Find the word "marker" in the records below. List each line containing it.

■ Input material:
━━━━
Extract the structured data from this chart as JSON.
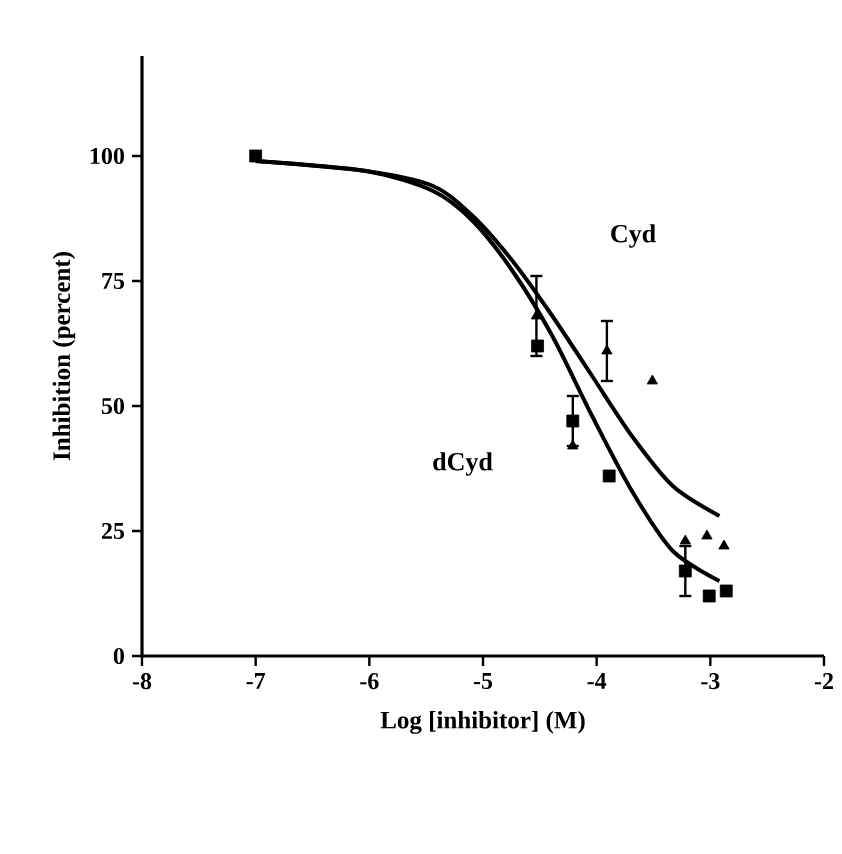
{
  "chart_data": {
    "type": "scatter",
    "xlabel": "Log [inhibitor] (M)",
    "ylabel": "Inhibition (percent)",
    "xlim": [
      -8,
      -2
    ],
    "ylim": [
      0,
      120
    ],
    "xticks": [
      -8,
      -7,
      -6,
      -5,
      -4,
      -3,
      -2
    ],
    "yticks": [
      0,
      25,
      50,
      75,
      100
    ],
    "grid": false,
    "series": [
      {
        "marker": "square",
        "color": "#000000",
        "x": [
          -7,
          -4.52,
          -4.21,
          -3.89,
          -3.22,
          -3.01,
          -2.86
        ],
        "values": [
          100,
          62,
          47,
          36,
          17,
          12,
          13
        ],
        "errors": [
          null,
          null,
          5,
          null,
          5,
          null,
          null
        ]
      },
      {
        "marker": "triangle",
        "color": "#000000",
        "x": [
          -4.53,
          -4.21,
          -3.91,
          -3.51,
          -3.22,
          -3.03,
          -2.88
        ],
        "values": [
          68,
          42,
          61,
          55,
          23,
          24,
          22
        ],
        "errors": [
          8,
          null,
          6,
          null,
          null,
          null,
          null
        ]
      },
      {
        "type": "line",
        "marker": "none",
        "color": "#000000",
        "x": [
          -7,
          -6.03,
          -5.44,
          -5.09,
          -4.74,
          -4.39,
          -4.04,
          -3.69,
          -3.33,
          -2.92
        ],
        "values": [
          99,
          97,
          94,
          88,
          79,
          68,
          56,
          44,
          34,
          28
        ]
      },
      {
        "type": "line",
        "marker": "none",
        "color": "#000000",
        "x": [
          -7,
          -6.03,
          -5.44,
          -5.09,
          -4.74,
          -4.39,
          -4.04,
          -3.69,
          -3.33,
          -2.92
        ],
        "values": [
          99,
          97,
          93,
          87,
          77,
          64,
          48,
          33,
          21,
          15
        ]
      }
    ],
    "annotations": [
      "Cyd",
      "dCyd"
    ]
  }
}
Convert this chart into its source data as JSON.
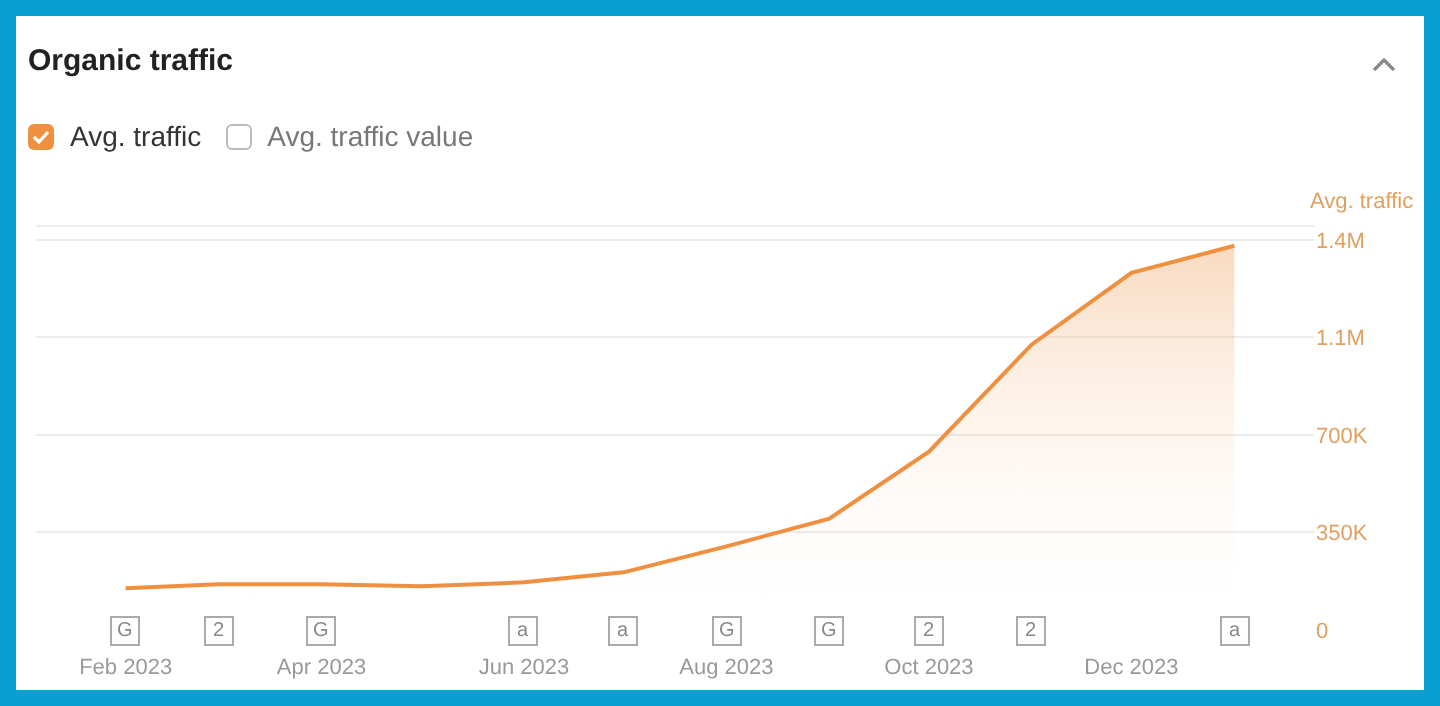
━━━━
■ Solution for this problem:
        "marker": "square",
        "marker": "triangle",
        "marker": "none",
        "marker": "none",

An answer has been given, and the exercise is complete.